[Structured figure records]
** Start **

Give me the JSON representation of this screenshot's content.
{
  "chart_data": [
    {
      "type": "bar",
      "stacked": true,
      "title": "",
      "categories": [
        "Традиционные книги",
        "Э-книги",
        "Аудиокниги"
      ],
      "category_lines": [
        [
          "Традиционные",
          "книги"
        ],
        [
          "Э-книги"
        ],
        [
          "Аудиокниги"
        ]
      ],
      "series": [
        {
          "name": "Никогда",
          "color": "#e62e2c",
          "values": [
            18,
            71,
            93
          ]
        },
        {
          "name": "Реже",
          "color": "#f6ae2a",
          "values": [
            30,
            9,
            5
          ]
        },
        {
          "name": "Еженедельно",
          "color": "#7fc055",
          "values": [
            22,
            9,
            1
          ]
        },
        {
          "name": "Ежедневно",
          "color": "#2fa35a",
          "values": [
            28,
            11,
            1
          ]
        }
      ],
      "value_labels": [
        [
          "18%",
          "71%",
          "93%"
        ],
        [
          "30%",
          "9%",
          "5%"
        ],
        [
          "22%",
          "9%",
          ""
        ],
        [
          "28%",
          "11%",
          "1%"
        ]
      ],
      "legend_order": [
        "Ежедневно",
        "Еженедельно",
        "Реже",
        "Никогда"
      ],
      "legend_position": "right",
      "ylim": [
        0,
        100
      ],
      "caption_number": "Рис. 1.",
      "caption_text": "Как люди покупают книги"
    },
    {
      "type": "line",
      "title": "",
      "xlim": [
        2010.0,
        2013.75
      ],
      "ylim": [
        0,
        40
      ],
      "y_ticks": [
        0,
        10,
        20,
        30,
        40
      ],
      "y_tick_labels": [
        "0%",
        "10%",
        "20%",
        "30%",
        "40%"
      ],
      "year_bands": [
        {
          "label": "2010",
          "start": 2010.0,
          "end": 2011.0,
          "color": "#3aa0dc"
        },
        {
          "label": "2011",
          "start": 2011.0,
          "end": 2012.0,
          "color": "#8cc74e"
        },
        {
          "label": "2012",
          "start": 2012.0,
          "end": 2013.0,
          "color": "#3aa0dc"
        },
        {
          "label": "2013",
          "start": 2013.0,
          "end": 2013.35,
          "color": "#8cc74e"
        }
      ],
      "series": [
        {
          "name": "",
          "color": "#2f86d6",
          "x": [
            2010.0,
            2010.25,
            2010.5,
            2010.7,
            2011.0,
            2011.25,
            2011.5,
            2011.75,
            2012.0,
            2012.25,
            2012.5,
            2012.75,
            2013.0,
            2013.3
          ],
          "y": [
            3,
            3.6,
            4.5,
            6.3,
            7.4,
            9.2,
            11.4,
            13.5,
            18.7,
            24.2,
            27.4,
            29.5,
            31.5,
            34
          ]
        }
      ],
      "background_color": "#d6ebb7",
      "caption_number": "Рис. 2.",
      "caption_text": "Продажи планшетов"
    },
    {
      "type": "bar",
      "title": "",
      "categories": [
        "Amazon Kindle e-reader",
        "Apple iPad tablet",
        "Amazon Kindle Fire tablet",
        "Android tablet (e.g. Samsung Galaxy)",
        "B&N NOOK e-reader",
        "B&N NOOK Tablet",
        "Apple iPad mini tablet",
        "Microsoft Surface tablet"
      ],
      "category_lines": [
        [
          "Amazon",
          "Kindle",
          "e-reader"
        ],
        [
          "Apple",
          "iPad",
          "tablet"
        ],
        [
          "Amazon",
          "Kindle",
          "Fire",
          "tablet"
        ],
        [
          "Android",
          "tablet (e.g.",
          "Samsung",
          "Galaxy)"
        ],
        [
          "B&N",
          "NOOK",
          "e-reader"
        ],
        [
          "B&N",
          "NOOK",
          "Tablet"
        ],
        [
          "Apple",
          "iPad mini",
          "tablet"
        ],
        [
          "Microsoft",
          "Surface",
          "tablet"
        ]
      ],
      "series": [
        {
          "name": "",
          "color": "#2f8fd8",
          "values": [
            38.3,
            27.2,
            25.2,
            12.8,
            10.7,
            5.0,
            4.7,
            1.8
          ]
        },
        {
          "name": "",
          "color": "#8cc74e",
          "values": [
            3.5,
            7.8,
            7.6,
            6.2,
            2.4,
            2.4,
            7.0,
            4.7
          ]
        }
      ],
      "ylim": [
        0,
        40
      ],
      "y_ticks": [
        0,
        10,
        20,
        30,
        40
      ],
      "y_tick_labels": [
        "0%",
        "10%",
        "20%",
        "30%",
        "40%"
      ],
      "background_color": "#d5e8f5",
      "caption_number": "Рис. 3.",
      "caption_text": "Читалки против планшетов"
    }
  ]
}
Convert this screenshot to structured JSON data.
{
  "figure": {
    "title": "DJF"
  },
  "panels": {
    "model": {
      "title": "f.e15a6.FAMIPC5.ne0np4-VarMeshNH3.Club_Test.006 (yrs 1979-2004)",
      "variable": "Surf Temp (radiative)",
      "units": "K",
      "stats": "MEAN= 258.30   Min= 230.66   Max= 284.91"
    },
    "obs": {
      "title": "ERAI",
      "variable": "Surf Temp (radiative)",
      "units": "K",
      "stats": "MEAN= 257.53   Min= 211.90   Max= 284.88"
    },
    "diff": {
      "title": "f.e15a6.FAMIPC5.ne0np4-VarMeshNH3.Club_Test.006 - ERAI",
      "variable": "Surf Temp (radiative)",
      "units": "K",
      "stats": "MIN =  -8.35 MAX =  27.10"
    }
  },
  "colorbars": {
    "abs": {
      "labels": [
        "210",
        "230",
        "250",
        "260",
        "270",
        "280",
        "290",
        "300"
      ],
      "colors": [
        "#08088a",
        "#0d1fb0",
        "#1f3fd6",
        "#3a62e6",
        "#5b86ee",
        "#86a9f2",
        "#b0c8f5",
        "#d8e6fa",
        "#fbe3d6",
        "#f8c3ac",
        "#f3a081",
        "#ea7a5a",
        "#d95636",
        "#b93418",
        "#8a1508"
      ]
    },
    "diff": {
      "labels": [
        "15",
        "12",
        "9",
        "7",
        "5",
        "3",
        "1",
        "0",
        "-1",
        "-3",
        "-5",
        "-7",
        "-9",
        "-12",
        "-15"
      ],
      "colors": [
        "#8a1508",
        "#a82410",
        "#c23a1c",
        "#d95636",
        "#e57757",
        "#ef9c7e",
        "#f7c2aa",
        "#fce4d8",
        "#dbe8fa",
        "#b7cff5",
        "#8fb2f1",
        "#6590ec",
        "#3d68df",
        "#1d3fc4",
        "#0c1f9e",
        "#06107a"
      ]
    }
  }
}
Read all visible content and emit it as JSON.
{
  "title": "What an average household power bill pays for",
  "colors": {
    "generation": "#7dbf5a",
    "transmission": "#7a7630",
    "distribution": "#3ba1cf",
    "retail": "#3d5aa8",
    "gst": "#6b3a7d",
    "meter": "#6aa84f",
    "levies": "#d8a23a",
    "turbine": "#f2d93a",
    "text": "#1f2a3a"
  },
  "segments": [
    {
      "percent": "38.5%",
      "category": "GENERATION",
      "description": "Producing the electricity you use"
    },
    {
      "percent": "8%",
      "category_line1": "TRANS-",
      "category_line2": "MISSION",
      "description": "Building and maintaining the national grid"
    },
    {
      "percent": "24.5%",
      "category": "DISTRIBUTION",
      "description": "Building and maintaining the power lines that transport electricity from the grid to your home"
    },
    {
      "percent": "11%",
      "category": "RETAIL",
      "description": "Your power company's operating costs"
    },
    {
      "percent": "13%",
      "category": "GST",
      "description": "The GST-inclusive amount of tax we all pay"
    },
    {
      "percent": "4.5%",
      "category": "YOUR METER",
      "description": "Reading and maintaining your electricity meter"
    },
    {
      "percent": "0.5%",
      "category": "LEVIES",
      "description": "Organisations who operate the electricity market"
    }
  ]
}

** End **

Exercise aim:
Print out every entry, keeping each one exact.

Task response:
Give me the JSON representation of this screenshot's content.
{
  "chart_data": [
    {
      "type": "bar",
      "stacked": true,
      "title": "",
      "categories": [
        "Традиционные книги",
        "Э-книги",
        "Аудиокниги"
      ],
      "category_lines": [
        [
          "Традиционные",
          "книги"
        ],
        [
          "Э-книги"
        ],
        [
          "Аудиокниги"
        ]
      ],
      "series": [
        {
          "name": "Никогда",
          "color": "#e62e2c",
          "values": [
            18,
            71,
            93
          ]
        },
        {
          "name": "Реже",
          "color": "#f6ae2a",
          "values": [
            30,
            9,
            5
          ]
        },
        {
          "name": "Еженедельно",
          "color": "#7fc055",
          "values": [
            22,
            9,
            1
          ]
        },
        {
          "name": "Ежедневно",
          "color": "#2fa35a",
          "values": [
            28,
            11,
            1
          ]
        }
      ],
      "value_labels": [
        [
          "18%",
          "71%",
          "93%"
        ],
        [
          "30%",
          "9%",
          "5%"
        ],
        [
          "22%",
          "9%",
          ""
        ],
        [
          "28%",
          "11%",
          "1%"
        ]
      ],
      "legend_order": [
        "Ежедневно",
        "Еженедельно",
        "Реже",
        "Никогда"
      ],
      "legend_position": "right",
      "ylim": [
        0,
        100
      ],
      "caption_number": "Рис. 1.",
      "caption_text": "Как люди покупают книги"
    },
    {
      "type": "line",
      "title": "",
      "xlim": [
        2010.0,
        2013.75
      ],
      "ylim": [
        0,
        40
      ],
      "y_ticks": [
        0,
        10,
        20,
        30,
        40
      ],
      "y_tick_labels": [
        "0%",
        "10%",
        "20%",
        "30%",
        "40%"
      ],
      "year_bands": [
        {
          "label": "2010",
          "start": 2010.0,
          "end": 2011.0,
          "color": "#3aa0dc"
        },
        {
          "label": "2011",
          "start": 2011.0,
          "end": 2012.0,
          "color": "#8cc74e"
        },
        {
          "label": "2012",
          "start": 2012.0,
          "end": 2013.0,
          "color": "#3aa0dc"
        },
        {
          "label": "2013",
          "start": 2013.0,
          "end": 2013.35,
          "color": "#8cc74e"
        }
      ],
      "series": [
        {
          "name": "",
          "color": "#2f86d6",
          "x": [
            2010.0,
            2010.25,
            2010.5,
            2010.7,
            2011.0,
            2011.25,
            2011.5,
            2011.75,
            2012.0,
            2012.25,
            2012.5,
            2012.75,
            2013.0,
            2013.3
          ],
          "y": [
            3,
            3.6,
            4.5,
            6.3,
            7.4,
            9.2,
            11.4,
            13.5,
            18.7,
            24.2,
            27.4,
            29.5,
            31.5,
            34
          ]
        }
      ],
      "background_color": "#d6ebb7",
      "caption_number": "Рис. 2.",
      "caption_text": "Продажи планшетов"
    },
    {
      "type": "bar",
      "title": "",
      "categories": [
        "Amazon Kindle e-reader",
        "Apple iPad tablet",
        "Amazon Kindle Fire tablet",
        "Android tablet (e.g. Samsung Galaxy)",
        "B&N NOOK e-reader",
        "B&N NOOK Tablet",
        "Apple iPad mini tablet",
        "Microsoft Surface tablet"
      ],
      "category_lines": [
        [
          "Amazon",
          "Kindle",
          "e-reader"
        ],
        [
          "Apple",
          "iPad",
          "tablet"
        ],
        [
          "Amazon",
          "Kindle",
          "Fire",
          "tablet"
        ],
        [
          "Android",
          "tablet (e.g.",
          "Samsung",
          "Galaxy)"
        ],
        [
          "B&N",
          "NOOK",
          "e-reader"
        ],
        [
          "B&N",
          "NOOK",
          "Tablet"
        ],
        [
          "Apple",
          "iPad mini",
          "tablet"
        ],
        [
          "Microsoft",
          "Surface",
          "tablet"
        ]
      ],
      "series": [
        {
          "name": "",
          "color": "#2f8fd8",
          "values": [
            38.3,
            27.2,
            25.2,
            12.8,
            10.7,
            5.0,
            4.7,
            1.8
          ]
        },
        {
          "name": "",
          "color": "#8cc74e",
          "values": [
            3.5,
            7.8,
            7.6,
            6.2,
            2.4,
            2.4,
            7.0,
            4.7
          ]
        }
      ],
      "ylim": [
        0,
        40
      ],
      "y_ticks": [
        0,
        10,
        20,
        30,
        40
      ],
      "y_tick_labels": [
        "0%",
        "10%",
        "20%",
        "30%",
        "40%"
      ],
      "background_color": "#d5e8f5",
      "caption_number": "Рис. 3.",
      "caption_text": "Читалки против планшетов"
    }
  ]
}
Convert this screenshot to structured JSON data.
{
  "figure": {
    "title": "DJF"
  },
  "panels": {
    "model": {
      "title": "f.e15a6.FAMIPC5.ne0np4-VarMeshNH3.Club_Test.006 (yrs 1979-2004)",
      "variable": "Surf Temp (radiative)",
      "units": "K",
      "stats": "MEAN= 258.30   Min= 230.66   Max= 284.91"
    },
    "obs": {
      "title": "ERAI",
      "variable": "Surf Temp (radiative)",
      "units": "K",
      "stats": "MEAN= 257.53   Min= 211.90   Max= 284.88"
    },
    "diff": {
      "title": "f.e15a6.FAMIPC5.ne0np4-VarMeshNH3.Club_Test.006 - ERAI",
      "variable": "Surf Temp (radiative)",
      "units": "K",
      "stats": "MIN =  -8.35 MAX =  27.10"
    }
  },
  "colorbars": {
    "abs": {
      "labels": [
        "210",
        "230",
        "250",
        "260",
        "270",
        "280",
        "290",
        "300"
      ],
      "colors": [
        "#08088a",
        "#0d1fb0",
        "#1f3fd6",
        "#3a62e6",
        "#5b86ee",
        "#86a9f2",
        "#b0c8f5",
        "#d8e6fa",
        "#fbe3d6",
        "#f8c3ac",
        "#f3a081",
        "#ea7a5a",
        "#d95636",
        "#b93418",
        "#8a1508"
      ]
    },
    "diff": {
      "labels": [
        "15",
        "12",
        "9",
        "7",
        "5",
        "3",
        "1",
        "0",
        "-1",
        "-3",
        "-5",
        "-7",
        "-9",
        "-12",
        "-15"
      ],
      "colors": [
        "#8a1508",
        "#a82410",
        "#c23a1c",
        "#d95636",
        "#e57757",
        "#ef9c7e",
        "#f7c2aa",
        "#fce4d8",
        "#dbe8fa",
        "#b7cff5",
        "#8fb2f1",
        "#6590ec",
        "#3d68df",
        "#1d3fc4",
        "#0c1f9e",
        "#06107a"
      ]
    }
  }
}
Read all visible content and emit it as JSON.
{
  "title": "What an average household power bill pays for",
  "colors": {
    "generation": "#7dbf5a",
    "transmission": "#7a7630",
    "distribution": "#3ba1cf",
    "retail": "#3d5aa8",
    "gst": "#6b3a7d",
    "meter": "#6aa84f",
    "levies": "#d8a23a",
    "turbine": "#f2d93a",
    "text": "#1f2a3a"
  },
  "segments": [
    {
      "percent": "38.5%",
      "category": "GENERATION",
      "description": "Producing the electricity you use"
    },
    {
      "percent": "8%",
      "category_line1": "TRANS-",
      "category_line2": "MISSION",
      "description": "Building and maintaining the national grid"
    },
    {
      "percent": "24.5%",
      "category": "DISTRIBUTION",
      "description": "Building and maintaining the power lines that transport electricity from the grid to your home"
    },
    {
      "percent": "11%",
      "category": "RETAIL",
      "description": "Your power company's operating costs"
    },
    {
      "percent": "13%",
      "category": "GST",
      "description": "The GST-inclusive amount of tax we all pay"
    },
    {
      "percent": "4.5%",
      "category": "YOUR METER",
      "description": "Reading and maintaining your electricity meter"
    },
    {
      "percent": "0.5%",
      "category": "LEVIES",
      "description": "Organisations who operate the electricity market"
    }
  ]
}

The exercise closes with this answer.